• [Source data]

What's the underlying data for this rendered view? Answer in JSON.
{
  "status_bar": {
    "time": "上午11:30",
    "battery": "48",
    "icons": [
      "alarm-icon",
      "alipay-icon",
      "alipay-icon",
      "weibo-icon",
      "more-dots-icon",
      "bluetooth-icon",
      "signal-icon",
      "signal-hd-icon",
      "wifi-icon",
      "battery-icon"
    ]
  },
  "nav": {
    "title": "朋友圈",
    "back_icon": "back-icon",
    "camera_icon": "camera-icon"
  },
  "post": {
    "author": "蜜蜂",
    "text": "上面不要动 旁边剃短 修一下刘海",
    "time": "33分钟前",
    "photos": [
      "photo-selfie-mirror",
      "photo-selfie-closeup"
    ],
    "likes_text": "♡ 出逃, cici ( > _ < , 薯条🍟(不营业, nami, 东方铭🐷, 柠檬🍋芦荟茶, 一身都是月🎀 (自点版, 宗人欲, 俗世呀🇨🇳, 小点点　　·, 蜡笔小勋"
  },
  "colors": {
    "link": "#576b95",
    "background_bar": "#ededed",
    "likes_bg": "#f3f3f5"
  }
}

---

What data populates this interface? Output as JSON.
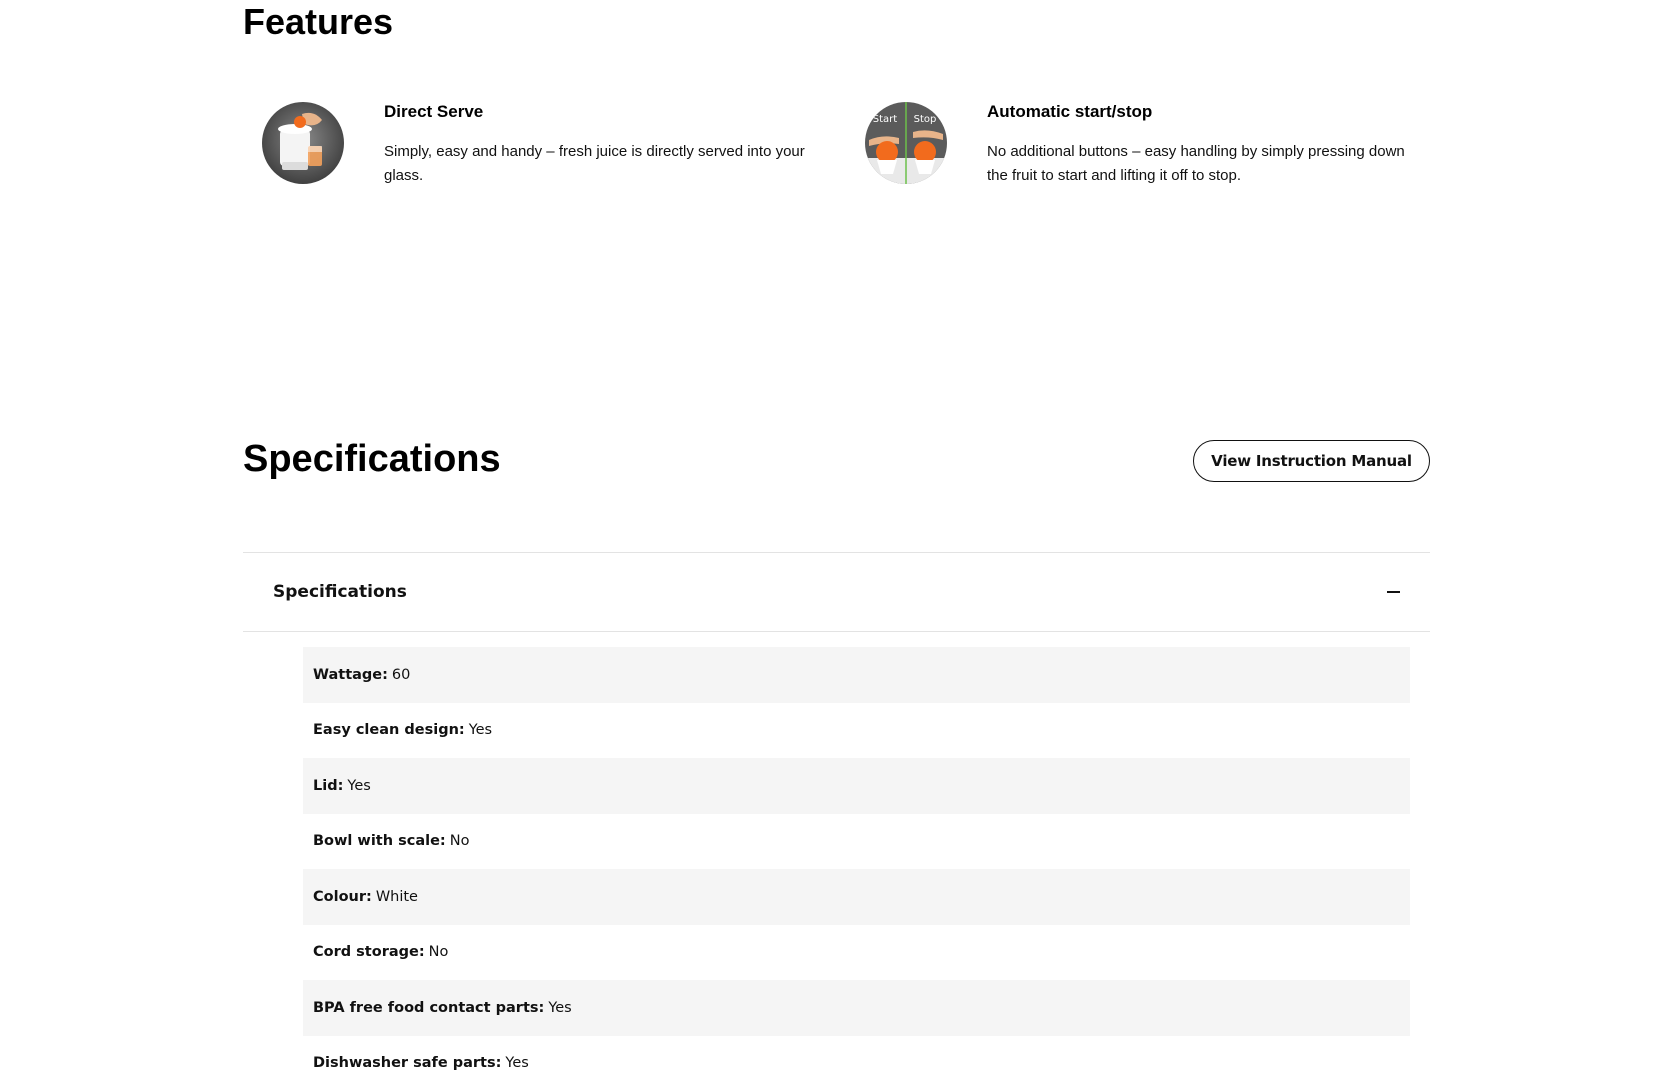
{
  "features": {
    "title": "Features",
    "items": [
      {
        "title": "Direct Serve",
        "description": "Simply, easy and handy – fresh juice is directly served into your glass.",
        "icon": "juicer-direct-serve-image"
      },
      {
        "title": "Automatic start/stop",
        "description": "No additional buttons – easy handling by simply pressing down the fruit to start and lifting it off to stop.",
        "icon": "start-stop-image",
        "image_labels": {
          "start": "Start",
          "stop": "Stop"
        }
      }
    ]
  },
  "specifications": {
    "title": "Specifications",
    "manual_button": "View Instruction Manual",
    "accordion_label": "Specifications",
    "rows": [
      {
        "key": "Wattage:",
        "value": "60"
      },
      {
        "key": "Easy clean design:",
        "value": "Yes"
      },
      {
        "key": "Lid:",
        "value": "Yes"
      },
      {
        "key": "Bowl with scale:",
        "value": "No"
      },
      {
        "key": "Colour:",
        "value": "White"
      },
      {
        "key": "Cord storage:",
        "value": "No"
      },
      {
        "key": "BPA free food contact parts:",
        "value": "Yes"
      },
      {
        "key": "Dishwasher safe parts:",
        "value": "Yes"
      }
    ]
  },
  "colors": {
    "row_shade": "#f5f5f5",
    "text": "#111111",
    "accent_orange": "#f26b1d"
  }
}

• [Problem description]
Every line that holds the word "title" should be extracted.

• [Problem solution]
    "title": "朋友圈",
    "title": "Features",
        "title": "Direct Serve",
        "title": "Automatic start/stop",
    "title": "Specifications",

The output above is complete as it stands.